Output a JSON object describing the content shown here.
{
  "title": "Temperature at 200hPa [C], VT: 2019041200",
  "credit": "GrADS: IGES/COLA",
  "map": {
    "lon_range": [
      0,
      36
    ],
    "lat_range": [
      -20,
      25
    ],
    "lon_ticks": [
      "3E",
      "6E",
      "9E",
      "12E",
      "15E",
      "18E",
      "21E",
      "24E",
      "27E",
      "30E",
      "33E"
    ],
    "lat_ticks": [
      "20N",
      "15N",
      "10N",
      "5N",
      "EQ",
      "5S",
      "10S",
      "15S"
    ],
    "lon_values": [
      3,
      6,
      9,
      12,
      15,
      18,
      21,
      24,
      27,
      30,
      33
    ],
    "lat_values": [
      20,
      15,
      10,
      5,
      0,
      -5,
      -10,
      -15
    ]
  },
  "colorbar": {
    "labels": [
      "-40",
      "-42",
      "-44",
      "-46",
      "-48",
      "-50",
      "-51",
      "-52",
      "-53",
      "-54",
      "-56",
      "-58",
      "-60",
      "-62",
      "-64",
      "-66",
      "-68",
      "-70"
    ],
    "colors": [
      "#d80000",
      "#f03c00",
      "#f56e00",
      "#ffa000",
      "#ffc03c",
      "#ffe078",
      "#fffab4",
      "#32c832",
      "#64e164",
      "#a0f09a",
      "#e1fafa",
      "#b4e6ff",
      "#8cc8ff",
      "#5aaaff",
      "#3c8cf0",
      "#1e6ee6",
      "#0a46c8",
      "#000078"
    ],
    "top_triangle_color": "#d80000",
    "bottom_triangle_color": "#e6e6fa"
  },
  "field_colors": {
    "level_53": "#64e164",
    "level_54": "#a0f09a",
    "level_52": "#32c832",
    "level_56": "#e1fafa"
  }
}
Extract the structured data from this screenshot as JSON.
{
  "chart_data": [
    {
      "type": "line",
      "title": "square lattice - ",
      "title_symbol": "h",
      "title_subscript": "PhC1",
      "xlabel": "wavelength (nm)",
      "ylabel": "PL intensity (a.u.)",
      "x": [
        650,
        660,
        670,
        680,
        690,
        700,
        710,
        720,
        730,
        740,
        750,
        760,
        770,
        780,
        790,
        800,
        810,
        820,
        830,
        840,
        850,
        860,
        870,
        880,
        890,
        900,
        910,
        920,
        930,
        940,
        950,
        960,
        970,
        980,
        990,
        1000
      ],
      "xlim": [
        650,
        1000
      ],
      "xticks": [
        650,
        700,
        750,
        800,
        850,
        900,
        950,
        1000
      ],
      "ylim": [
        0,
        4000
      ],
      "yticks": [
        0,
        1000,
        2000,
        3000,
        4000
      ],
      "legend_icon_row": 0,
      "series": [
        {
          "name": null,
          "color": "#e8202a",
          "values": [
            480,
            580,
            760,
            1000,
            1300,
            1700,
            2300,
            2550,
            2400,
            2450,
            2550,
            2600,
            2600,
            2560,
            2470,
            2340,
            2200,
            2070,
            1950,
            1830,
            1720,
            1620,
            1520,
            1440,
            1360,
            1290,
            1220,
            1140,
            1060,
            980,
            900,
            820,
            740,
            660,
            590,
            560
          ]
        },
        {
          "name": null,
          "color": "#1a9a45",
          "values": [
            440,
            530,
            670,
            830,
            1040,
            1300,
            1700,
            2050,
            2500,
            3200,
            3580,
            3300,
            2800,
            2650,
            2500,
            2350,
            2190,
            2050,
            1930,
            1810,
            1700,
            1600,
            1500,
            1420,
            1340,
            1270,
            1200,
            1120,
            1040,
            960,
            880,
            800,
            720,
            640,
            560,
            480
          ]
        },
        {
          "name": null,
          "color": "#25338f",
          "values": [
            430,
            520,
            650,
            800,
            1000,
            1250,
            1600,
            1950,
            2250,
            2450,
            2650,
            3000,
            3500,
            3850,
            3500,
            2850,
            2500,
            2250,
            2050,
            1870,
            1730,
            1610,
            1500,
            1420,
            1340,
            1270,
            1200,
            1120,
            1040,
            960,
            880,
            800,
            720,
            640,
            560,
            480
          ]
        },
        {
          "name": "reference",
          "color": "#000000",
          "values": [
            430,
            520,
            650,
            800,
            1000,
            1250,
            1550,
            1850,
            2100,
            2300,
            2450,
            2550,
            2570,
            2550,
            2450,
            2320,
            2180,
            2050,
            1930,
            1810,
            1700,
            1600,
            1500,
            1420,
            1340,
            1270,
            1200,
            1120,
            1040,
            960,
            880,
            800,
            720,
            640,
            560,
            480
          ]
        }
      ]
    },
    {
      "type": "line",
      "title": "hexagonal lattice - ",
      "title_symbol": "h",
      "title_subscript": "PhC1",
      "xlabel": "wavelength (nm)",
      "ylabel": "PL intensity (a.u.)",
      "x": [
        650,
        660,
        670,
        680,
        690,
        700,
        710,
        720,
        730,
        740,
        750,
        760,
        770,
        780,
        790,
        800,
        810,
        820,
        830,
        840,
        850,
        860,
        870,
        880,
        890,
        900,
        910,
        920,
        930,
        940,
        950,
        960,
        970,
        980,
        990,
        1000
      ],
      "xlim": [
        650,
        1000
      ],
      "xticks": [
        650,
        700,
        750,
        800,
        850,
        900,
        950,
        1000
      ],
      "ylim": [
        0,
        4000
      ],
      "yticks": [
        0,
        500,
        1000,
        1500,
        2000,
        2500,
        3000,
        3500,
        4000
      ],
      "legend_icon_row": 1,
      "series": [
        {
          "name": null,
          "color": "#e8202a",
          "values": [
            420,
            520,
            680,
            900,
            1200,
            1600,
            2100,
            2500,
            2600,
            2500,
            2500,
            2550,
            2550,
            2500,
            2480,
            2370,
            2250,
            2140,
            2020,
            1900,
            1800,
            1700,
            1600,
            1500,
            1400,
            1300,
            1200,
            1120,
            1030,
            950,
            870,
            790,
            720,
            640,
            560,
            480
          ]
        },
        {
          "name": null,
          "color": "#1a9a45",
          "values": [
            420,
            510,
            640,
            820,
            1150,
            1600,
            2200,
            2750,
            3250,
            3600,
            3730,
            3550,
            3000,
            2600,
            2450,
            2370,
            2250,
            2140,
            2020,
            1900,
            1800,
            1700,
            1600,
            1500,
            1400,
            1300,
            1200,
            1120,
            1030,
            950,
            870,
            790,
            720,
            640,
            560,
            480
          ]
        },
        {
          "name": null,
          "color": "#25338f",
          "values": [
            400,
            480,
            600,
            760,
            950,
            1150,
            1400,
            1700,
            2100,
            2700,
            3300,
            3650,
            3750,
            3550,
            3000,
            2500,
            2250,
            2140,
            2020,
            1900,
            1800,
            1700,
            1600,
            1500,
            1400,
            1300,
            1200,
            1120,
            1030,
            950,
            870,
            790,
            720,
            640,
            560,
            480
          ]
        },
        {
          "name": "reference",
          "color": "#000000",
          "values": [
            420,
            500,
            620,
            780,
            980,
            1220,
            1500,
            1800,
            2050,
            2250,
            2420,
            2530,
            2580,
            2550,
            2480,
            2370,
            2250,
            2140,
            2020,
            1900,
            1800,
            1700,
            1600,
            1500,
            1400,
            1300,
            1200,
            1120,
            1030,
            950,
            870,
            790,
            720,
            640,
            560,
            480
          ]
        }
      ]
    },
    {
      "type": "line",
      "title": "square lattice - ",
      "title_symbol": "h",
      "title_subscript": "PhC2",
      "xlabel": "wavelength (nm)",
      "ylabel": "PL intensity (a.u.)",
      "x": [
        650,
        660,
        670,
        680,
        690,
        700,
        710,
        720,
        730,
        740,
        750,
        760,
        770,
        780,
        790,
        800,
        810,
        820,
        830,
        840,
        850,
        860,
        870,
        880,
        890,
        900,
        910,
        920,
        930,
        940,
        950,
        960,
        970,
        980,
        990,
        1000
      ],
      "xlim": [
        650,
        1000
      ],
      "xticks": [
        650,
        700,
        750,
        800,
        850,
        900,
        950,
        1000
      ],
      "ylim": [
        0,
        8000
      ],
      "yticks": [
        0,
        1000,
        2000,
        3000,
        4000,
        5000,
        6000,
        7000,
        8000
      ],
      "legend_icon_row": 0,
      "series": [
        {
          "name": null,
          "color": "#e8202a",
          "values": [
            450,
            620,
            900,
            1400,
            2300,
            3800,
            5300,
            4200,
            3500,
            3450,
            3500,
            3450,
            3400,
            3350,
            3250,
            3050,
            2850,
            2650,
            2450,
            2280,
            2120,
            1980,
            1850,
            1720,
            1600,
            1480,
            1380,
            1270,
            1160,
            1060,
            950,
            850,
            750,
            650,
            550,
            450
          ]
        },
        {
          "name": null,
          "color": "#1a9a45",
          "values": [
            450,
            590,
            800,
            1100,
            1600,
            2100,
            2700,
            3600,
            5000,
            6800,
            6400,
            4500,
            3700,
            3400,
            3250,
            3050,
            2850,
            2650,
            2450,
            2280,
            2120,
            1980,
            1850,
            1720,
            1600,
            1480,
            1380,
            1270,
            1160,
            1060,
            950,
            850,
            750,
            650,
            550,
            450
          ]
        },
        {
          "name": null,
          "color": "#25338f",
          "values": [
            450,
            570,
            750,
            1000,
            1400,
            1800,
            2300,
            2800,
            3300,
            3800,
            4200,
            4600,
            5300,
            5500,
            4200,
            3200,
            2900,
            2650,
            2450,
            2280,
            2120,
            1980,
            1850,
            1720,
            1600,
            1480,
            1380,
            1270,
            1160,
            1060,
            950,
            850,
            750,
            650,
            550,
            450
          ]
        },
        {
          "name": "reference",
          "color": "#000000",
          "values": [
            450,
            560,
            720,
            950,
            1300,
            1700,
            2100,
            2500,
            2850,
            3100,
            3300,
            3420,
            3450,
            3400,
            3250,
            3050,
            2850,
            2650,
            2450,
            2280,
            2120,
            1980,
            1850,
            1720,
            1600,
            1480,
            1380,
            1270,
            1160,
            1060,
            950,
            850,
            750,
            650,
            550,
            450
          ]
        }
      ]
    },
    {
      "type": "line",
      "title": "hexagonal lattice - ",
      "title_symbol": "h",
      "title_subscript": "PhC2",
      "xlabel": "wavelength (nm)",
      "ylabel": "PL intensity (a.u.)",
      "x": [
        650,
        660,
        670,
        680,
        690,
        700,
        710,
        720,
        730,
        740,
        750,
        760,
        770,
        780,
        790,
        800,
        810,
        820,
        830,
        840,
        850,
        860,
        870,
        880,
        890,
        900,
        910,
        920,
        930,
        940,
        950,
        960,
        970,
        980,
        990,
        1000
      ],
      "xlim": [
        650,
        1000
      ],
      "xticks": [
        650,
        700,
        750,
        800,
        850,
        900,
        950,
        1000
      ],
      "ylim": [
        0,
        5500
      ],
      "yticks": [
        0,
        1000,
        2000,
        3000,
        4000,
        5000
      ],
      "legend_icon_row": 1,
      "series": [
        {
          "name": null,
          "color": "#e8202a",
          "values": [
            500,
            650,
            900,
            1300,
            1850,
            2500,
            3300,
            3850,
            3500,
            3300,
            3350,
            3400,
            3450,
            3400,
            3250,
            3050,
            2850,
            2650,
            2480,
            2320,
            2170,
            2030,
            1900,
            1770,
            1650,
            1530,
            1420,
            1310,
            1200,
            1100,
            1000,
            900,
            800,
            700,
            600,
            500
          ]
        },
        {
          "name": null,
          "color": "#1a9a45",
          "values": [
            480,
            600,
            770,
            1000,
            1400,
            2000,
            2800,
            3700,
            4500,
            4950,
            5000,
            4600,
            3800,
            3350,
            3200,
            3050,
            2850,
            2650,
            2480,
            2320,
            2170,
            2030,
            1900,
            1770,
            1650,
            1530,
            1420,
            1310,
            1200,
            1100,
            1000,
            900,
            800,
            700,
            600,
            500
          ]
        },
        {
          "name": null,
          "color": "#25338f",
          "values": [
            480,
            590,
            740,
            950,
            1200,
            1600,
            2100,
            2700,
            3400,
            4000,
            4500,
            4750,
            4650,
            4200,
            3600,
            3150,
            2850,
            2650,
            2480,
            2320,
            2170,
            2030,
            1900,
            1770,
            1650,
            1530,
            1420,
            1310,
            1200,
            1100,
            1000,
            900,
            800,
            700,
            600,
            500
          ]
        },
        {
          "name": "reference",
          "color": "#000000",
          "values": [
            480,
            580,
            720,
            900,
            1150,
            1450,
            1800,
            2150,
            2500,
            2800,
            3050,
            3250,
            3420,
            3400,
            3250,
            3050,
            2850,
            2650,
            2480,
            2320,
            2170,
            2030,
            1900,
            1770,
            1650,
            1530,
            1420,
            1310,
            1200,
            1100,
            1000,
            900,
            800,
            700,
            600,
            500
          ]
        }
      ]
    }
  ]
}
============
__THE PROBLEM__. Search the data for the word "JSON" and copy each line where it appears.

__WRITTEN SOLUTION__.
Output a JSON object describing the content shown here.
Extract the structured data from this screenshot as JSON.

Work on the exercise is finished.